Required work
Restate the records in their entirety, word for word.

-------- Raw records --------

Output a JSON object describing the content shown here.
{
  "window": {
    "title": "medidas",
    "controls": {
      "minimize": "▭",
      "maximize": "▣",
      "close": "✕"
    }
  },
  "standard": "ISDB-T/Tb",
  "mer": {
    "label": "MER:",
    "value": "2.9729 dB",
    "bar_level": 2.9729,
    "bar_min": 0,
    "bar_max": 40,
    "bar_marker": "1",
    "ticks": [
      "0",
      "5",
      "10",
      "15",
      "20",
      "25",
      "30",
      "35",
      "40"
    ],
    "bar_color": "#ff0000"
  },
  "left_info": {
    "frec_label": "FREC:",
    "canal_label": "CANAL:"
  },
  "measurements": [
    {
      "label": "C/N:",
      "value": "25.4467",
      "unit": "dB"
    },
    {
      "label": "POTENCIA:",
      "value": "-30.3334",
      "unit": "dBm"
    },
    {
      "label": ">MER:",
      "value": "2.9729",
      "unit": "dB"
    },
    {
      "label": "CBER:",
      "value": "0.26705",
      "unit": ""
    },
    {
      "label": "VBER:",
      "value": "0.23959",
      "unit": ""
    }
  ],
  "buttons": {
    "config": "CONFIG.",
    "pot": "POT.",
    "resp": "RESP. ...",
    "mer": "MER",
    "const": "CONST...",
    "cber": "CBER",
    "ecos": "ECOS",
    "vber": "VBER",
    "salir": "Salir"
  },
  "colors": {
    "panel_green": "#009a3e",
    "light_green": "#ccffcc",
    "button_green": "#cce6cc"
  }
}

--------

Answer to this task
Output a JSON object describing the content shown here.
{
  "window": {
    "title": "medidas",
    "controls": {
      "minimize": "▭",
      "maximize": "▣",
      "close": "✕"
    }
  },
  "standard": "ISDB-T/Tb",
  "mer": {
    "label": "MER:",
    "value": "2.9729 dB",
    "bar_level": 2.9729,
    "bar_min": 0,
    "bar_max": 40,
    "bar_marker": "1",
    "ticks": [
      "0",
      "5",
      "10",
      "15",
      "20",
      "25",
      "30",
      "35",
      "40"
    ],
    "bar_color": "#ff0000"
  },
  "left_info": {
    "frec_label": "FREC:",
    "canal_label": "CANAL:"
  },
  "measurements": [
    {
      "label": "C/N:",
      "value": "25.4467",
      "unit": "dB"
    },
    {
      "label": "POTENCIA:",
      "value": "-30.3334",
      "unit": "dBm"
    },
    {
      "label": ">MER:",
      "value": "2.9729",
      "unit": "dB"
    },
    {
      "label": "CBER:",
      "value": "0.26705",
      "unit": ""
    },
    {
      "label": "VBER:",
      "value": "0.23959",
      "unit": ""
    }
  ],
  "buttons": {
    "config": "CONFIG.",
    "pot": "POT.",
    "resp": "RESP. ...",
    "mer": "MER",
    "const": "CONST...",
    "cber": "CBER",
    "ecos": "ECOS",
    "vber": "VBER",
    "salir": "Salir"
  },
  "colors": {
    "panel_green": "#009a3e",
    "light_green": "#ccffcc",
    "button_green": "#cce6cc"
  }
}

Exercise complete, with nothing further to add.